━━━━━ EXCERPTED RECORDS ━━━━━

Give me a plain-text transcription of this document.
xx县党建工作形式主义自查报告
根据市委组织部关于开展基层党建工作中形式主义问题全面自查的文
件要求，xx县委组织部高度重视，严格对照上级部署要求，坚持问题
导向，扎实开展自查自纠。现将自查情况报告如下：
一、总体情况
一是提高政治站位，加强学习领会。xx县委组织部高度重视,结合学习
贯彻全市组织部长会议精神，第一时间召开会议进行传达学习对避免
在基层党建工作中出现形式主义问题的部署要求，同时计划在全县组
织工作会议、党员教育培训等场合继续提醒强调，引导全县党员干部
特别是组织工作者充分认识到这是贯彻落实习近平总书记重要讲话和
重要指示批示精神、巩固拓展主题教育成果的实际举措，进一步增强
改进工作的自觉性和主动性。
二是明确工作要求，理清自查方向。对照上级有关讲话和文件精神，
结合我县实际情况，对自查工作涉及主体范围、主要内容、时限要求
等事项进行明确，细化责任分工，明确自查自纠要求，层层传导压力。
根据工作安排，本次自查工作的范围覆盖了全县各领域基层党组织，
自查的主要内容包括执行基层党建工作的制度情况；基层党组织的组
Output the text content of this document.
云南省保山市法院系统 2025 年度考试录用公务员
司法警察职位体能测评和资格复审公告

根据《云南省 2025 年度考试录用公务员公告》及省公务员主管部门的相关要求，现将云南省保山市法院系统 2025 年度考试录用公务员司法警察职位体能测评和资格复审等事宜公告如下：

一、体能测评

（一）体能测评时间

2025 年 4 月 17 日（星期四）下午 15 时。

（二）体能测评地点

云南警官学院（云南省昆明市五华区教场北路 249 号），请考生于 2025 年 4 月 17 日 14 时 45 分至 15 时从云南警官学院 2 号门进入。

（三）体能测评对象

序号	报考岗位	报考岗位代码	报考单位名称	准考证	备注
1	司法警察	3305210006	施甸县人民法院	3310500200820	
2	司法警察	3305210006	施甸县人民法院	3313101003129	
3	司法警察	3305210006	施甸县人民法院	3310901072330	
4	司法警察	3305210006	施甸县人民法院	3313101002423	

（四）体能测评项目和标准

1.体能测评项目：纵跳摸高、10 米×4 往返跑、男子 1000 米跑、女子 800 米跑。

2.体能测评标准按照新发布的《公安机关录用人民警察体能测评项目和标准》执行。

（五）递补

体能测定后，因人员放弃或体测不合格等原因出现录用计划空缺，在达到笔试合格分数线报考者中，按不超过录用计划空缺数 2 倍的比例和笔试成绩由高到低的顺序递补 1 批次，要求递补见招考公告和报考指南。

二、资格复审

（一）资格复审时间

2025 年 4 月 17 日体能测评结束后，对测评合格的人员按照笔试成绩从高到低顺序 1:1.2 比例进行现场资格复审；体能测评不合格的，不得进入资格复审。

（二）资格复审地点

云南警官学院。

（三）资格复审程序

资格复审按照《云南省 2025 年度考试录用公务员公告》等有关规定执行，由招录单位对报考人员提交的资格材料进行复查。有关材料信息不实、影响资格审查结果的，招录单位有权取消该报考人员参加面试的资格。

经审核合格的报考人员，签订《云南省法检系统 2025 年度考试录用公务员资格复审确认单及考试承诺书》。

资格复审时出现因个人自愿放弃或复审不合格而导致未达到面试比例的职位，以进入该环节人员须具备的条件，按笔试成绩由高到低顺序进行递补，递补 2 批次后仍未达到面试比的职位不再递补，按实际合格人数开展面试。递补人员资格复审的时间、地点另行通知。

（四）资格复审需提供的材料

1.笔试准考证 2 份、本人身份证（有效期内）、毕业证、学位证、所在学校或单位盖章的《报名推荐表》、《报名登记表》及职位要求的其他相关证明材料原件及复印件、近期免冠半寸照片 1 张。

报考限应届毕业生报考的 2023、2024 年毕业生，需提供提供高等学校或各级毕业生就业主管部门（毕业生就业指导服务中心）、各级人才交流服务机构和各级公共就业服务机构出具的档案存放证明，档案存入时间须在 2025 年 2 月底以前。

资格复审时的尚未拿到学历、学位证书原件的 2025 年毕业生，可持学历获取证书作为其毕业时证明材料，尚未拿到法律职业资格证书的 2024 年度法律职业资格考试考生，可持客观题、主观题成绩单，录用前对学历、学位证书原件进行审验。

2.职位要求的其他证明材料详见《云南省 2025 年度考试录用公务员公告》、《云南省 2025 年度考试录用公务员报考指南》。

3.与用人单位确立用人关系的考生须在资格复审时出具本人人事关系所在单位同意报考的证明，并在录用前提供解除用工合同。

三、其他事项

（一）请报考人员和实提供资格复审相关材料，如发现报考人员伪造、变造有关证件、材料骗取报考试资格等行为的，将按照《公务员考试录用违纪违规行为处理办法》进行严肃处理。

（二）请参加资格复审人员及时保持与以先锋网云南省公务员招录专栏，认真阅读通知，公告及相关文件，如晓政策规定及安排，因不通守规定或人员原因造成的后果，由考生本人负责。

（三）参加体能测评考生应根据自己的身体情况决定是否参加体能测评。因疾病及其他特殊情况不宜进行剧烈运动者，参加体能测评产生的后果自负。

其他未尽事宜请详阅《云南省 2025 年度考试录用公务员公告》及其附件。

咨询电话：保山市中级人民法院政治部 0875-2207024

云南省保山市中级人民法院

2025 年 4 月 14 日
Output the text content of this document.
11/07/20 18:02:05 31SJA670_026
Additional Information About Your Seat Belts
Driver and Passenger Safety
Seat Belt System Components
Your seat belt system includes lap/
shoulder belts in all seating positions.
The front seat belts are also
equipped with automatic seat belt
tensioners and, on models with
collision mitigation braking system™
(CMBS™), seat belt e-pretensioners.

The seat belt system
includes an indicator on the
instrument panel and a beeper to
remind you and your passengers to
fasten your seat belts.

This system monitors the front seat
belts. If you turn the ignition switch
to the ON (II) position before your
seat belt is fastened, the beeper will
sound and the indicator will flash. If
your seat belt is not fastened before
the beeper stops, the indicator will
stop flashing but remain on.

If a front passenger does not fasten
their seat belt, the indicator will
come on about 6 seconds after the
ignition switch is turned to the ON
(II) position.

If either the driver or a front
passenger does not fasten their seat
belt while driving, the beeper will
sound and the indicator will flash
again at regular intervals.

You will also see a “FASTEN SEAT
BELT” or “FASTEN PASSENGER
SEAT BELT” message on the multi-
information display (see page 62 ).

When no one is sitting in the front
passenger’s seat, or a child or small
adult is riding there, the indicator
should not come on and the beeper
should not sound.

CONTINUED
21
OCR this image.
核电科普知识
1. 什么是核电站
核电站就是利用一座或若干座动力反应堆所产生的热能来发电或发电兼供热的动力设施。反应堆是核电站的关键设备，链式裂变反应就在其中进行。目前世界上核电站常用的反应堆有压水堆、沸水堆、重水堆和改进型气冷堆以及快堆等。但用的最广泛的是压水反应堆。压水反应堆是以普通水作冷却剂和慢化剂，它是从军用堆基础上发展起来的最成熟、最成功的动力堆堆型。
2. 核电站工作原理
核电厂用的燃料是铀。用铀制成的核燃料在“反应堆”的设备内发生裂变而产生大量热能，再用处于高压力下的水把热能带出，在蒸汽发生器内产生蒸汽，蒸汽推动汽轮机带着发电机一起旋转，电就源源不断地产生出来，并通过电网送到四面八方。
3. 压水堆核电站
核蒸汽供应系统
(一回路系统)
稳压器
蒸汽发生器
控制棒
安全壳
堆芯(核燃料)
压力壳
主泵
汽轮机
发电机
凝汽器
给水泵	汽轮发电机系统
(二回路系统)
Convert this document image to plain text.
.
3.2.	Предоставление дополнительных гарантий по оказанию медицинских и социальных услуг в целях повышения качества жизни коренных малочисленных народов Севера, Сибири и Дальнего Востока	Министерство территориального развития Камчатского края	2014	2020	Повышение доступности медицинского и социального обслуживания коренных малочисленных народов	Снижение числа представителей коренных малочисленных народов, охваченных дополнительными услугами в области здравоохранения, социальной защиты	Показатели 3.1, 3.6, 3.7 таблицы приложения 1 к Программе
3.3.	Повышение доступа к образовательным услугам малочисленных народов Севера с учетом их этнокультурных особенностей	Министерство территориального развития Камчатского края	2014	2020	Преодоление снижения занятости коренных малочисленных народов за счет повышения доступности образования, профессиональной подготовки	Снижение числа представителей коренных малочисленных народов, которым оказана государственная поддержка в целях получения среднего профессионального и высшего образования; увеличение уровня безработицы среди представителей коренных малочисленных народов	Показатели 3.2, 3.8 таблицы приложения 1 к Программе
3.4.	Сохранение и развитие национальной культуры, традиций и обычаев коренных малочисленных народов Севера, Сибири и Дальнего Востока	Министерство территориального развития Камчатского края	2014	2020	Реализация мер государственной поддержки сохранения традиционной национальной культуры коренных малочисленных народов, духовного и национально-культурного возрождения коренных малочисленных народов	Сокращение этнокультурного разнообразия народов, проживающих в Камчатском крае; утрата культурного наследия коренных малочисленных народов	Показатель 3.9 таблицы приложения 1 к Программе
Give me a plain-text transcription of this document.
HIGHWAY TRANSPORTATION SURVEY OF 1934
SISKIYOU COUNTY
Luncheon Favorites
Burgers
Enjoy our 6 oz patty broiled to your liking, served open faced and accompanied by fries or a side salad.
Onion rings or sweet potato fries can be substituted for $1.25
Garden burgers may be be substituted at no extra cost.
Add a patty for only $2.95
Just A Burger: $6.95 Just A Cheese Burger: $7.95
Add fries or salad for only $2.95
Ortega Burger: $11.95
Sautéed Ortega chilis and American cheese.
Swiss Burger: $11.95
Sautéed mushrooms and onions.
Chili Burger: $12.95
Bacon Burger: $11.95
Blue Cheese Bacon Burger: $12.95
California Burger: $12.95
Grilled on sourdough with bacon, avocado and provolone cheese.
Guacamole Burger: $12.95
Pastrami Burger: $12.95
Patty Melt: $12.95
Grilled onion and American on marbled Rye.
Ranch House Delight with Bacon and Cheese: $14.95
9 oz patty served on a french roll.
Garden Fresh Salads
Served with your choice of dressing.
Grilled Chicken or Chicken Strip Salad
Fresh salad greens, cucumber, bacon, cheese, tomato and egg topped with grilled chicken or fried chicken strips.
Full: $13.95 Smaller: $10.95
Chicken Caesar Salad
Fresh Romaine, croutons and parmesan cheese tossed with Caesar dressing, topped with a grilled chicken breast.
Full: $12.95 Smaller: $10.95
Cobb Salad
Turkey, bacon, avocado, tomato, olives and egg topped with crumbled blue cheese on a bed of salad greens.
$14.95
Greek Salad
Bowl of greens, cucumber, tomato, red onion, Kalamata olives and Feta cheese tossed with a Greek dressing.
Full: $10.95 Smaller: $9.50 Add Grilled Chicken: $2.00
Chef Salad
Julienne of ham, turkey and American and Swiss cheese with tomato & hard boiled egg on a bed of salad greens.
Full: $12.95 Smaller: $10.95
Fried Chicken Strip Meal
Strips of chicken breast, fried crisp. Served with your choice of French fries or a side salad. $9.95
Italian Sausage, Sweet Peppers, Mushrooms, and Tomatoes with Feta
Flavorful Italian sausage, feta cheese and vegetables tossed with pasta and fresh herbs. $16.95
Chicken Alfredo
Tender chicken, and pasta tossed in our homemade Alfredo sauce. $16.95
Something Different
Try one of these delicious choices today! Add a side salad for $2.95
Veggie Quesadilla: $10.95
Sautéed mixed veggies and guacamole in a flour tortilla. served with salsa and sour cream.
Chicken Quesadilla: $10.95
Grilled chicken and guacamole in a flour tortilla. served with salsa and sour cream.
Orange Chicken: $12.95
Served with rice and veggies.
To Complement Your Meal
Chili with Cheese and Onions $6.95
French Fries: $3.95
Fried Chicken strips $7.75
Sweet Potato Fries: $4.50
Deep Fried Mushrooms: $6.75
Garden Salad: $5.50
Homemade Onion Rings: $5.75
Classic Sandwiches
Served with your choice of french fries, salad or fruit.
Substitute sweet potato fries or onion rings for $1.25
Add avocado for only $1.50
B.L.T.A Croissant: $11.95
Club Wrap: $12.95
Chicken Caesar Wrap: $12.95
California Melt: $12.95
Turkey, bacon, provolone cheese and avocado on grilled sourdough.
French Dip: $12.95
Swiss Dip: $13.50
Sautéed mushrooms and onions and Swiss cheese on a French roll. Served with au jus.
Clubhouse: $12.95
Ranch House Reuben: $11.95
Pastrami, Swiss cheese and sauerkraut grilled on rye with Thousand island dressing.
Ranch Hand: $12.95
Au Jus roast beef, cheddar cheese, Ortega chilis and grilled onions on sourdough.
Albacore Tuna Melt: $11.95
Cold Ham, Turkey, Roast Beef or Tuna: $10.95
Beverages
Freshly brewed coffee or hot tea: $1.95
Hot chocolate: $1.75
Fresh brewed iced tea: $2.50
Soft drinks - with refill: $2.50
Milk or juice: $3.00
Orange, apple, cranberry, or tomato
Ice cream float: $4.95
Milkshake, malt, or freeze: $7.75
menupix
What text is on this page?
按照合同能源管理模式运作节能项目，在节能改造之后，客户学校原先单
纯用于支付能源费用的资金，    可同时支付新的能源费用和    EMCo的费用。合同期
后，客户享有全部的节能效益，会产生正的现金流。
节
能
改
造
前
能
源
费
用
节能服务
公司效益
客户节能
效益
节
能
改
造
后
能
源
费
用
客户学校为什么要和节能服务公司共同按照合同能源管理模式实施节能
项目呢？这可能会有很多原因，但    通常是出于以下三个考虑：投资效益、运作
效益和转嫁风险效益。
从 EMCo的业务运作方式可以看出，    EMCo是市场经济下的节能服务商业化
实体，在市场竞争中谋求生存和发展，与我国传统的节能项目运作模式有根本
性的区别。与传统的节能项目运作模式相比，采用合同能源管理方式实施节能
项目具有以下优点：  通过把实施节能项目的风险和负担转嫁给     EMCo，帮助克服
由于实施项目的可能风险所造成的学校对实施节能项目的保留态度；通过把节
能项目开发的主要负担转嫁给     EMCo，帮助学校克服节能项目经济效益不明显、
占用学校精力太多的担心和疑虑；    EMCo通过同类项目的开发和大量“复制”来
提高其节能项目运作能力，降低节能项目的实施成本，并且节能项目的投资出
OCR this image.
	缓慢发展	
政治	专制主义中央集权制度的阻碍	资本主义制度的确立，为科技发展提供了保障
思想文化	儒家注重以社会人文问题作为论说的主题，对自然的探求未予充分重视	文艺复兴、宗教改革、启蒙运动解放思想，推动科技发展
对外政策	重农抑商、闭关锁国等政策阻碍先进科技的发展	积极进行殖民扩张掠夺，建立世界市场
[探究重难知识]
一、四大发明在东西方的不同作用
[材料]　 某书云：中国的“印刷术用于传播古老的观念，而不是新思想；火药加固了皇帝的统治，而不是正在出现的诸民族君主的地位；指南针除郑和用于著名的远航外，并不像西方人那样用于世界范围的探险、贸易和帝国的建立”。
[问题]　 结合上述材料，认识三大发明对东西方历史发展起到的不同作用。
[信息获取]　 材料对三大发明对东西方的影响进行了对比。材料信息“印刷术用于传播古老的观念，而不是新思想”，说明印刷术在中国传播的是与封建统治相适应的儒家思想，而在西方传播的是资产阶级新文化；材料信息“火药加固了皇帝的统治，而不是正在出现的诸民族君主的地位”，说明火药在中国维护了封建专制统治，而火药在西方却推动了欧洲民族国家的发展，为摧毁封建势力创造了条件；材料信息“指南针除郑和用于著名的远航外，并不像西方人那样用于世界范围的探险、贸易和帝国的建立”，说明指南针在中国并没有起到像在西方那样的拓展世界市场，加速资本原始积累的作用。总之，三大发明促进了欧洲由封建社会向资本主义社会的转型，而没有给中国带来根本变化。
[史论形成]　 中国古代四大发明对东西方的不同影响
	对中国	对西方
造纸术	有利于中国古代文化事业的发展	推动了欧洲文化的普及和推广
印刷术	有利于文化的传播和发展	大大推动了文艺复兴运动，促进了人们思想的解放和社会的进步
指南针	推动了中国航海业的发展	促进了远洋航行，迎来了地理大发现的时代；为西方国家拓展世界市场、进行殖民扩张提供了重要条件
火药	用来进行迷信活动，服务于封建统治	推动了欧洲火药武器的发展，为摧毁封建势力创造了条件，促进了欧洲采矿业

━━━━━

Identify the lines of the entries containing the string "dressing". Copy each such line.

> **FULL OUTPUT**
Served with your choice of dressing.
Fresh Romaine, croutons and parmesan cheese tossed with Caesar dressing, topped with a grilled chicken breast.
Bowl of greens, cucumber, tomato, red onion, Kalamata olives and Feta cheese tossed with a Greek dressing.
Pastrami, Swiss cheese and sauerkraut grilled on rye with Thousand island dressing.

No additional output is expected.